__Problem statement__. Check each line of the material below, and copy it if it holds the string "strikethrough".

__Exercise material__.
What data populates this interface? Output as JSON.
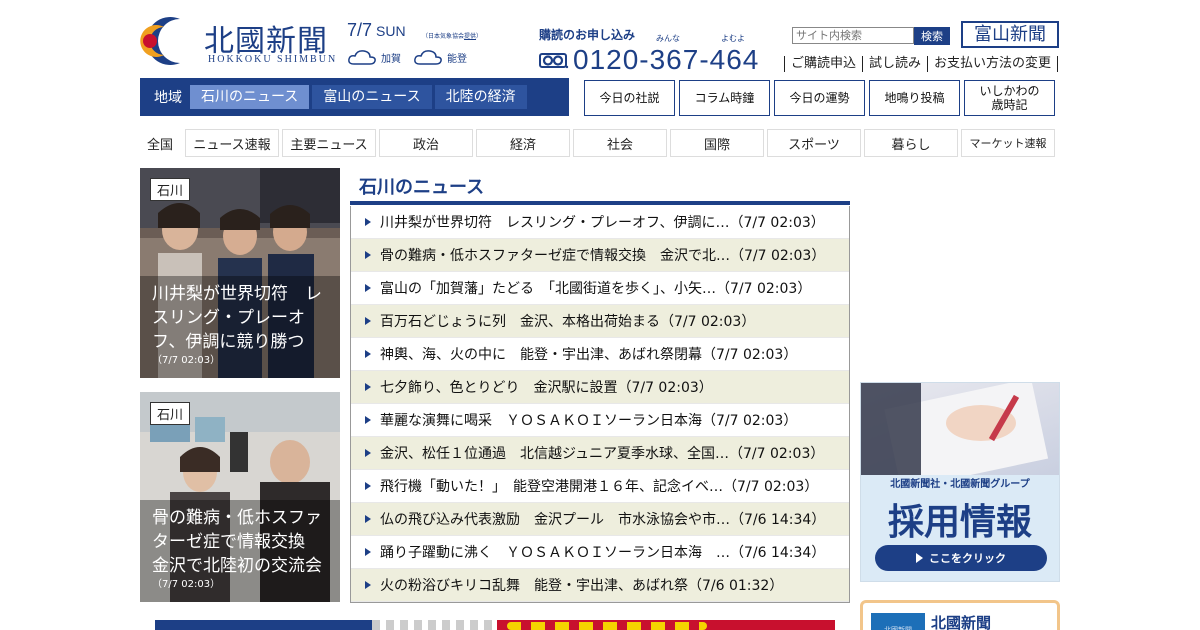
{
  "header": {
    "logo_name": "北國新聞",
    "logo_roman": "HOKKOKU SHIMBUN",
    "date": "7/7",
    "day_of_week": "SUN",
    "jma_note_prefix": "（日本気象協会",
    "jma_note_link": "提供",
    "jma_note_suffix": "）",
    "weather": [
      {
        "icon": "cloud-icon",
        "region": "加賀"
      },
      {
        "icon": "cloud-icon",
        "region": "能登"
      }
    ],
    "subscribe_title": "購読のお申し込み",
    "phone_ruby_1": "みんな",
    "phone_ruby_2": "よむよ",
    "phone_number": "0120-367-464",
    "search_placeholder": "サイト内検索",
    "search_button": "検索",
    "toyama_button": "富山新聞",
    "links": [
      "ご購読申込",
      "試し読み",
      "お支払い方法の変更"
    ]
  },
  "region_nav": {
    "label": "地域",
    "tabs": [
      {
        "label": "石川のニュース",
        "active": true
      },
      {
        "label": "富山のニュース",
        "active": false
      },
      {
        "label": "北陸の経済",
        "active": false
      }
    ]
  },
  "box_buttons": [
    "今日の社説",
    "コラム時鐘",
    "今日の運勢",
    "地鳴り投稿",
    "いしかわの\n歳時記"
  ],
  "category_nav": [
    "全国",
    "ニュース速報",
    "主要ニュース",
    "政治",
    "経済",
    "社会",
    "国際",
    "スポーツ",
    "暮らし",
    "マーケット速報"
  ],
  "photo_cards": [
    {
      "tag": "石川",
      "title": "川井梨が世界切符　レスリング・プレーオフ、伊調に競り勝つ",
      "time": "（7/7 02:03）"
    },
    {
      "tag": "石川",
      "title": "骨の難病・低ホスファターゼ症で情報交換　金沢で北陸初の交流会",
      "time": "（7/7 02:03）"
    }
  ],
  "news": {
    "title": "石川のニュース",
    "items": [
      "川井梨が世界切符　レスリング・プレーオフ、伊調に…（7/7 02:03）",
      "骨の難病・低ホスファターゼ症で情報交換　金沢で北…（7/7 02:03）",
      "富山の「加賀藩」たどる　「北國街道を歩く」、小矢…（7/7 02:03）",
      "百万石どじょうに列　金沢、本格出荷始まる（7/7 02:03）",
      "神輿、海、火の中に　能登・宇出津、あばれ祭閉幕（7/7 02:03）",
      "七夕飾り、色とりどり　金沢駅に設置（7/7 02:03）",
      "華麗な演舞に喝采　ＹＯＳＡＫＯＩソーラン日本海（7/7 02:03）",
      "金沢、松任１位通過　北信越ジュニア夏季水球、全国…（7/7 02:03）",
      "飛行機「動いた！」　能登空港開港１６年、記念イベ…（7/7 02:03）",
      "仏の飛び込み代表激励　金沢プール　市水泳協会や市…（7/6 14:34）",
      "踊り子躍動に沸く　ＹＯＳＡＫＯＩソーラン日本海　…（7/6 14:34）",
      "火の粉浴びキリコ乱舞　能登・宇出津、あばれ祭（7/6 01:32）"
    ]
  },
  "ad": {
    "subtitle": "北國新聞社・北國新聞グループ",
    "headline": "採用情報",
    "cta": "ここをクリック"
  },
  "promo": {
    "image_label": "北國新聞",
    "text": "北國新聞"
  },
  "colors": {
    "brand_navy": "#1d3f86",
    "active_tab": "#6f8fd0",
    "stripe": "#eeeedd",
    "promo_border": "#f2c58a"
  }
}
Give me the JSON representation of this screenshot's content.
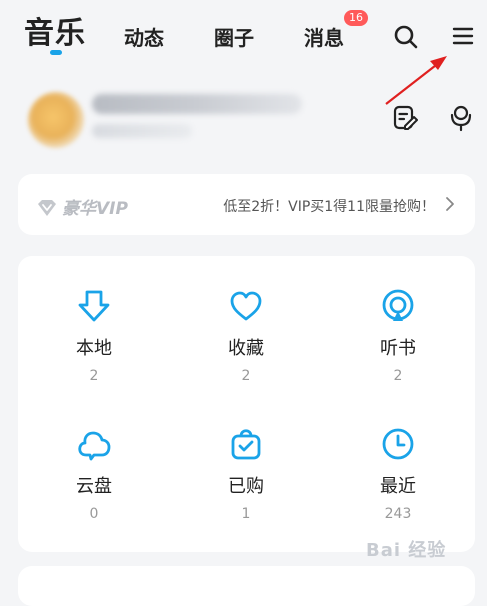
{
  "colors": {
    "accent": "#1aa3e8",
    "badge": "#ff5a5a",
    "annotation_arrow": "#e02020"
  },
  "header": {
    "tabs": [
      {
        "label": "音乐",
        "active": true
      },
      {
        "label": "动态"
      },
      {
        "label": "圈子"
      },
      {
        "label": "消息"
      }
    ],
    "messages_badge": "16",
    "icons": [
      "search-icon",
      "menu-icon"
    ]
  },
  "profile": {
    "icons": [
      "edit-note-icon",
      "microphone-icon"
    ]
  },
  "vip": {
    "logo_text": "豪华VIP",
    "promo": "低至2折！VIP买1得11限量抢购！",
    "icon": "diamond-icon"
  },
  "grid": {
    "items": [
      {
        "label": "本地",
        "count": "2",
        "icon": "download-icon"
      },
      {
        "label": "收藏",
        "count": "2",
        "icon": "heart-icon"
      },
      {
        "label": "听书",
        "count": "2",
        "icon": "podcast-icon"
      },
      {
        "label": "云盘",
        "count": "0",
        "icon": "cloud-icon"
      },
      {
        "label": "已购",
        "count": "1",
        "icon": "bag-check-icon"
      },
      {
        "label": "最近",
        "count": "243",
        "icon": "clock-icon"
      }
    ]
  },
  "watermark": "Bai 经验"
}
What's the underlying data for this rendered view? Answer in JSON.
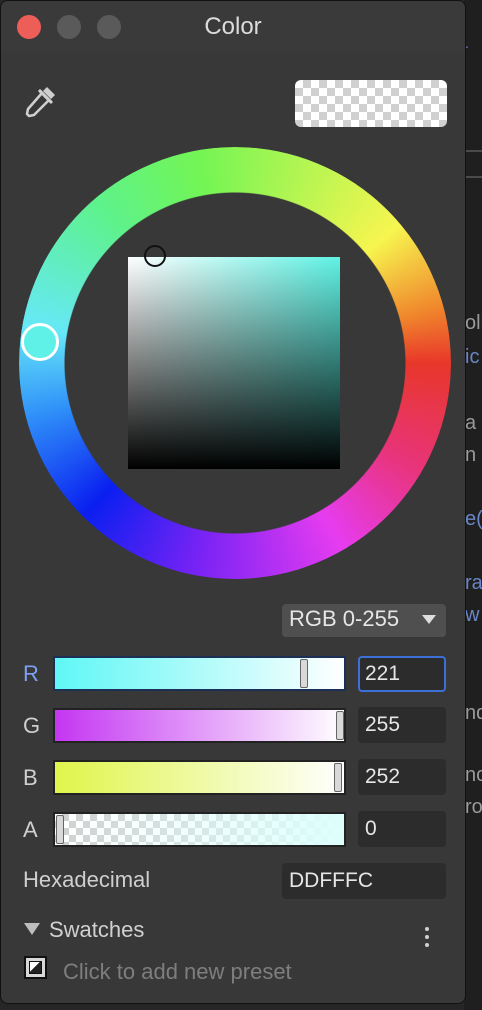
{
  "window": {
    "title": "Color"
  },
  "current_color_hex": "#DDFFFC",
  "mode_selector": {
    "selected": "RGB 0-255"
  },
  "channels": [
    {
      "label": "R",
      "value": "221",
      "gradient_from": "#5ff7f5",
      "gradient_to": "#ffffff"
    },
    {
      "label": "G",
      "value": "255",
      "gradient_from": "#c436f2",
      "gradient_to": "#ffffff"
    },
    {
      "label": "B",
      "value": "252",
      "gradient_from": "#dff54a",
      "gradient_to": "#ffffff"
    },
    {
      "label": "A",
      "value": "0",
      "gradient_from": "transparent",
      "gradient_to": "#ddfffc"
    }
  ],
  "hexadecimal": {
    "label": "Hexadecimal",
    "value": "DDFFFC"
  },
  "swatches": {
    "label": "Swatches",
    "add_hint": "Click to add new preset"
  },
  "icons": [
    "eyedropper-icon",
    "preset-swatch-icon",
    "more-options-icon",
    "disclosure-triangle-icon"
  ]
}
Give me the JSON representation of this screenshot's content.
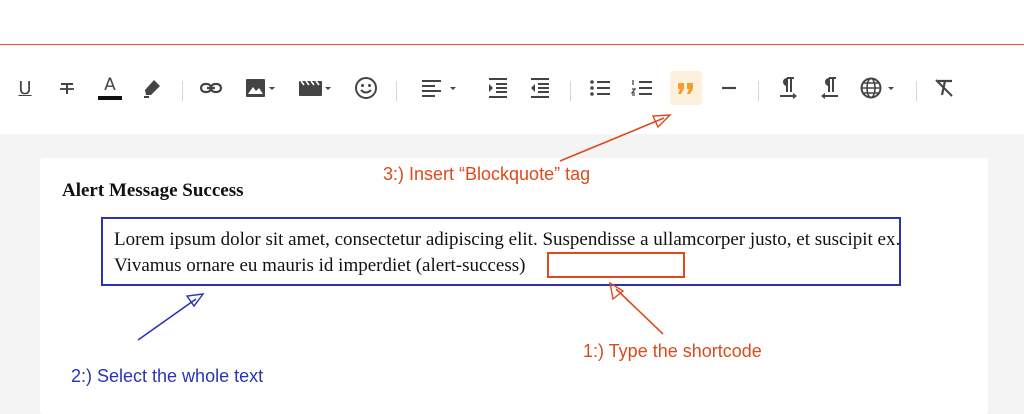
{
  "toolbar": {
    "buttons": [
      {
        "name": "underline",
        "icon": "underline-icon",
        "glyph": "U"
      },
      {
        "name": "strikethrough",
        "icon": "strikethrough-icon"
      },
      {
        "name": "font-color",
        "icon": "font-color-icon",
        "glyph": "A"
      },
      {
        "name": "highlight",
        "icon": "highlighter-icon"
      },
      {
        "name": "link",
        "icon": "link-icon"
      },
      {
        "name": "image",
        "icon": "image-icon"
      },
      {
        "name": "video",
        "icon": "video-icon"
      },
      {
        "name": "emoji",
        "icon": "smiley-icon"
      },
      {
        "name": "align",
        "icon": "align-left-icon"
      },
      {
        "name": "indent",
        "icon": "indent-icon"
      },
      {
        "name": "outdent",
        "icon": "outdent-icon"
      },
      {
        "name": "bullet-list",
        "icon": "bullet-list-icon"
      },
      {
        "name": "numbered-list",
        "icon": "numbered-list-icon"
      },
      {
        "name": "blockquote",
        "icon": "quote-icon",
        "active": true
      },
      {
        "name": "horizontal-rule",
        "icon": "horizontal-rule-icon"
      },
      {
        "name": "ltr",
        "icon": "paragraph-ltr-icon"
      },
      {
        "name": "rtl",
        "icon": "paragraph-rtl-icon"
      },
      {
        "name": "language",
        "icon": "globe-icon"
      },
      {
        "name": "clear-format",
        "icon": "clear-format-icon"
      }
    ],
    "active_color": "#f0a030"
  },
  "editor": {
    "heading": "Alert Message Success",
    "paragraph": "Lorem ipsum dolor sit amet, consectetur adipiscing elit. Suspendisse a ullamcorper justo, et suscipit ex. Vivamus ornare eu mauris id imperdiet ",
    "shortcode": "(alert-success)"
  },
  "annotations": {
    "step3": "3:) Insert “Blockquote” tag",
    "step2": "2:) Select the whole text",
    "step1": "1:) Type the shortcode",
    "colors": {
      "orange": "#dd4a1b",
      "blue": "#2a34b3"
    }
  }
}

__Solved exercise__.
        "name": "strikethrough",
        "icon": "strikethrough-icon"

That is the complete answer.